_What is asked_
Look over the lines below. Report each one that includes the string "Wednesday".

_Data to process_
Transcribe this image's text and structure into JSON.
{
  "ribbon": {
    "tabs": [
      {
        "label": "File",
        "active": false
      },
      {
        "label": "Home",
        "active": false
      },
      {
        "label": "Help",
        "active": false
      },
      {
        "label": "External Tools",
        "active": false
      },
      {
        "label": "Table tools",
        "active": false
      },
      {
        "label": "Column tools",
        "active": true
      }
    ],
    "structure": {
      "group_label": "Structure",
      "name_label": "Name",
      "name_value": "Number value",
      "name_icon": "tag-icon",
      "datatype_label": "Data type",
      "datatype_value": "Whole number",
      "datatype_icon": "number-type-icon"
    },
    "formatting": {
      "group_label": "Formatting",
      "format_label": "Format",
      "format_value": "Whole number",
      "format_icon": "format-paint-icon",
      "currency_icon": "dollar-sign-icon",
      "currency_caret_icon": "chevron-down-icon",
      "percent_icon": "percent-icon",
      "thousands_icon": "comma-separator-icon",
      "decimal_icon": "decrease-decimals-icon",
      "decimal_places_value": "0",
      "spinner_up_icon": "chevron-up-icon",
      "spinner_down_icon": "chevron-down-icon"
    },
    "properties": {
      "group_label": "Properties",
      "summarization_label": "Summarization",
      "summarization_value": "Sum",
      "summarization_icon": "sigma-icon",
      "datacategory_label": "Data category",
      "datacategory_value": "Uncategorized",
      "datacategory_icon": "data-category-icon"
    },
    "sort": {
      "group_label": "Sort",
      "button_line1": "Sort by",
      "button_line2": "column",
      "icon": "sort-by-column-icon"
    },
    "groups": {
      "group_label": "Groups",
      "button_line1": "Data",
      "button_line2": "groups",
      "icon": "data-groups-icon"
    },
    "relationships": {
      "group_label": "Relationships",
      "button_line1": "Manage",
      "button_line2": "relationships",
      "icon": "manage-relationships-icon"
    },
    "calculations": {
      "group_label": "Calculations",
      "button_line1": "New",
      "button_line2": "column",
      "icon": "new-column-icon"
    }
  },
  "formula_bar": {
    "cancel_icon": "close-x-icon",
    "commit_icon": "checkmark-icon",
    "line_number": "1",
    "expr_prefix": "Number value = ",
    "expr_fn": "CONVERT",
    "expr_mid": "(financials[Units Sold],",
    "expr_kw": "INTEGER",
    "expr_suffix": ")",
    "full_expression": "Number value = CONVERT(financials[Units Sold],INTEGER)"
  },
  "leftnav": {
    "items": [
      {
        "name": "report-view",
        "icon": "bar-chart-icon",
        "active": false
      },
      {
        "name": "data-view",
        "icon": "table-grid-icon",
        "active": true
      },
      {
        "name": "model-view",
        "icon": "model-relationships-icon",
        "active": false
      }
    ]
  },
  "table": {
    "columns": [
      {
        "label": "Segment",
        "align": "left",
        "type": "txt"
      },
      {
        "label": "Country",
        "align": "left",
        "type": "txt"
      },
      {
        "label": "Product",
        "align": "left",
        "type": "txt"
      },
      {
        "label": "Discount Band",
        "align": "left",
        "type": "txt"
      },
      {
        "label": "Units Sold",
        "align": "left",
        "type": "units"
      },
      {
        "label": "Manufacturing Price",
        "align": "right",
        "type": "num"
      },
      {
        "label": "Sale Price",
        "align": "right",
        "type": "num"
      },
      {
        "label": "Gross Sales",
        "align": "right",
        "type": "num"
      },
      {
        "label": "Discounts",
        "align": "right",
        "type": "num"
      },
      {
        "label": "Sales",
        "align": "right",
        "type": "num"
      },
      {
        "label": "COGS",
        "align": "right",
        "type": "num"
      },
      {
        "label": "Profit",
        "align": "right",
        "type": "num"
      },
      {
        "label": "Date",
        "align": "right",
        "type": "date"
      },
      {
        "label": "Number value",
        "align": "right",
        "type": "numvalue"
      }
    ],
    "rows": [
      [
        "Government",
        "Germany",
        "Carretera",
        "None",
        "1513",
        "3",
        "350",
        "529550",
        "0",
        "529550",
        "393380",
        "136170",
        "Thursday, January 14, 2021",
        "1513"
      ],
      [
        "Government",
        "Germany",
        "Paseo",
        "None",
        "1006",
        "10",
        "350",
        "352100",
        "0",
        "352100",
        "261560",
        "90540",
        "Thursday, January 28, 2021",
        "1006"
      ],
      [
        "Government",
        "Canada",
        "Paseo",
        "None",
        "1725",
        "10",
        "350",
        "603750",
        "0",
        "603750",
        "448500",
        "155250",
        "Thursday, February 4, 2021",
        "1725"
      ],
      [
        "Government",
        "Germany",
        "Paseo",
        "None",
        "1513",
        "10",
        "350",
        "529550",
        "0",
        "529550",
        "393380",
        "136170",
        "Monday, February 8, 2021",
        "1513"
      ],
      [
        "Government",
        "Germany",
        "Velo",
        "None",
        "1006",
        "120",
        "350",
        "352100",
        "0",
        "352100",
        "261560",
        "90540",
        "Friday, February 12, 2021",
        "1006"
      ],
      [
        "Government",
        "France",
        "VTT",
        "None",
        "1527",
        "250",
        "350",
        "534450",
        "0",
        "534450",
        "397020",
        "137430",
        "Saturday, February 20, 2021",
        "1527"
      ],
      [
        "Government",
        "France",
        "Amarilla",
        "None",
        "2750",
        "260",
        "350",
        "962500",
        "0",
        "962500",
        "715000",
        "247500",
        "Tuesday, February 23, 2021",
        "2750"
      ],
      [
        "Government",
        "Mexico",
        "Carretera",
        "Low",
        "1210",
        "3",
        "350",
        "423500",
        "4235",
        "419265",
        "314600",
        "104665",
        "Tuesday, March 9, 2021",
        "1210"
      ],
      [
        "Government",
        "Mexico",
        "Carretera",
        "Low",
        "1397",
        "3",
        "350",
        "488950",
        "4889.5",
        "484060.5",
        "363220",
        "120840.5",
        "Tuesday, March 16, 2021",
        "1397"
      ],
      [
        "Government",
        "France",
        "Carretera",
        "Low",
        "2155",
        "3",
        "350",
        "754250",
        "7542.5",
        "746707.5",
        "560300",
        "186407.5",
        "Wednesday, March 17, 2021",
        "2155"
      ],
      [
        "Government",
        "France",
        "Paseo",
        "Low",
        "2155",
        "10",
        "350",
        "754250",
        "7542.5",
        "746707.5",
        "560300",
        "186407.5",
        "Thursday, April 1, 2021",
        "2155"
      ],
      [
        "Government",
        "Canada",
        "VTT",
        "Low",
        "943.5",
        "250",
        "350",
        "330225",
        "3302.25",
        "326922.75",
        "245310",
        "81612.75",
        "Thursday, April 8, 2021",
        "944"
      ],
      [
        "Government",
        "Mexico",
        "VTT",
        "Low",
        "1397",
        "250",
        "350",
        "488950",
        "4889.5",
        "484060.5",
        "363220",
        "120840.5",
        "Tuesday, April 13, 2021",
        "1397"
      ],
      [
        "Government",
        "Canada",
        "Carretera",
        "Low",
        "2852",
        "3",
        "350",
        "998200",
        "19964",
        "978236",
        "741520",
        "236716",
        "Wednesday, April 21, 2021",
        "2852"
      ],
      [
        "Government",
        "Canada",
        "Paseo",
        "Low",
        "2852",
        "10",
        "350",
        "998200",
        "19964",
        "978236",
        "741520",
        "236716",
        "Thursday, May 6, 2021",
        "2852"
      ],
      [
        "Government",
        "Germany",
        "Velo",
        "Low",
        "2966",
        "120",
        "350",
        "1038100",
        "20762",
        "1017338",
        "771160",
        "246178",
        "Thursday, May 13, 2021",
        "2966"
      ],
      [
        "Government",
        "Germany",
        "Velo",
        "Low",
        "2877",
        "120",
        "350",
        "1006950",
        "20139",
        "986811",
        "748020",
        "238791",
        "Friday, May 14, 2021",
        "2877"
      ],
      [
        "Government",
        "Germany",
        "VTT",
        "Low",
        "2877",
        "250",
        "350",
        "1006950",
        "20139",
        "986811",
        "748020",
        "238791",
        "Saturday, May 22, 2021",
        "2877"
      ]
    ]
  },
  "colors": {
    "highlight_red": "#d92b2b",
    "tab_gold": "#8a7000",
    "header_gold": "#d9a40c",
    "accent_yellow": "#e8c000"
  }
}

_The result_
        "Wednesday, March 17, 2021",
        "Wednesday, April 21, 2021",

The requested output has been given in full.